Exercise
Transcribe all the entries word for word, skipping the pictures.

┌──

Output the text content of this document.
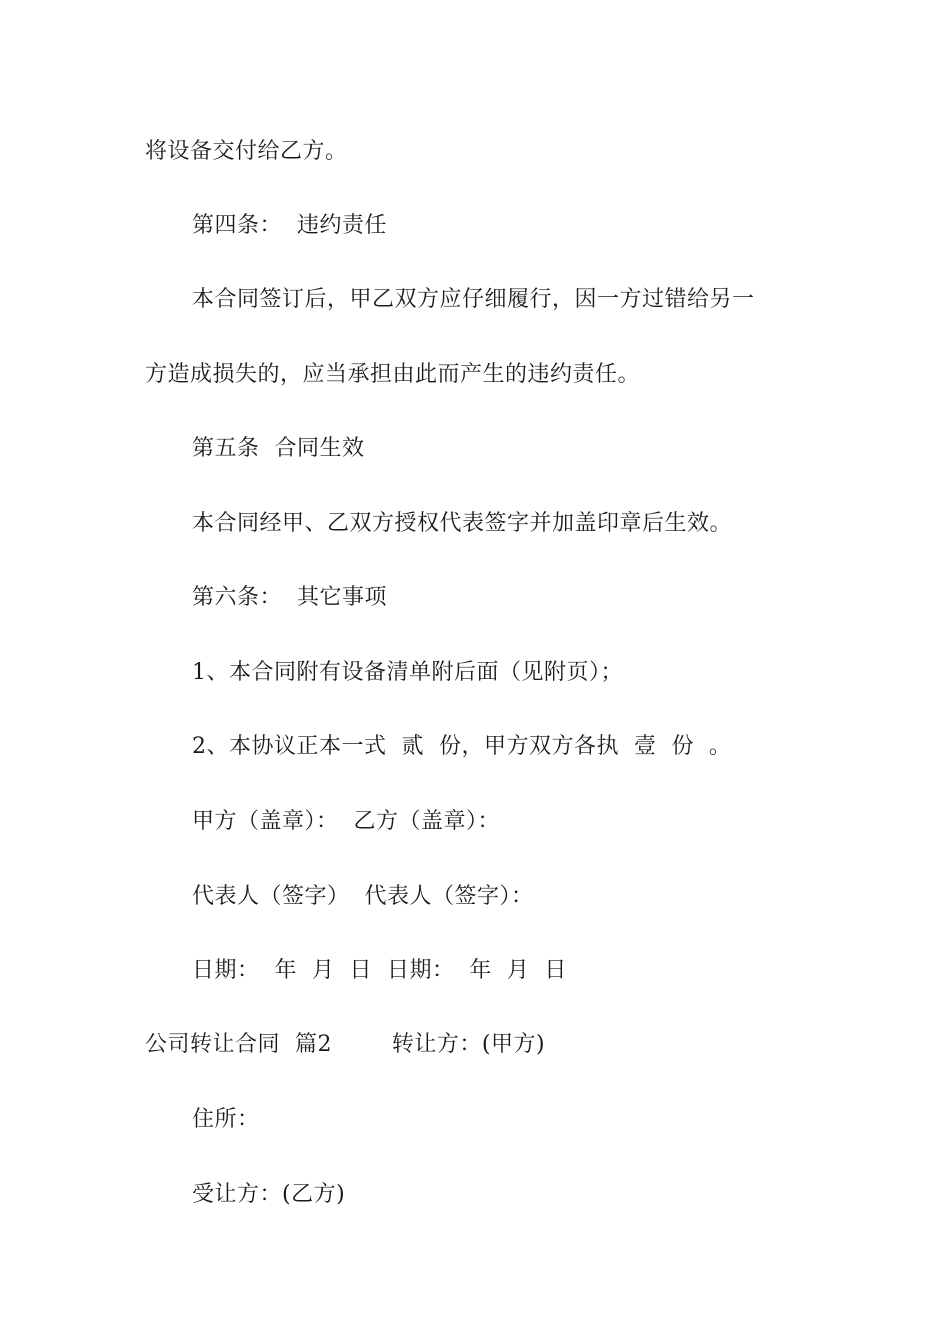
将设备交付给乙方。
第四条：  违约责任
本合同签订后，甲乙双方应仔细履行，因一方过错给另一
方造成损失的，应当承担由此而产生的违约责任。
第五条  合同生效
本合同经甲、乙双方授权代表签字并加盖印章后生效。
第六条：  其它事项
1、本合同附有设备清单附后面（见附页）；
2、本协议正本一式  贰  份，甲方双方各执  壹  份  。
甲方（盖章）：  乙方（盖章）：
代表人（签字）  代表人（签字）：
日期：  年  月  日  日期：  年  月  日
公司转让合同  篇2        转让方：(甲方)
住所：
受让方：(乙方)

└──

Correct answer
Output the text content of this document.
将设备交付给乙方。
第四条：  违约责任
本合同签订后，甲乙双方应仔细履行，因一方过错给另一
方造成损失的，应当承担由此而产生的违约责任。
第五条  合同生效
本合同经甲、乙双方授权代表签字并加盖印章后生效。
第六条：  其它事项
1、本合同附有设备清单附后面（见附页）；
2、本协议正本一式  贰  份，甲方双方各执  壹  份  。
甲方（盖章）：  乙方（盖章）：
代表人（签字）  代表人（签字）：
日期：  年  月  日  日期：  年  月  日
公司转让合同  篇2        转让方：(甲方)
住所：
受让方：(乙方)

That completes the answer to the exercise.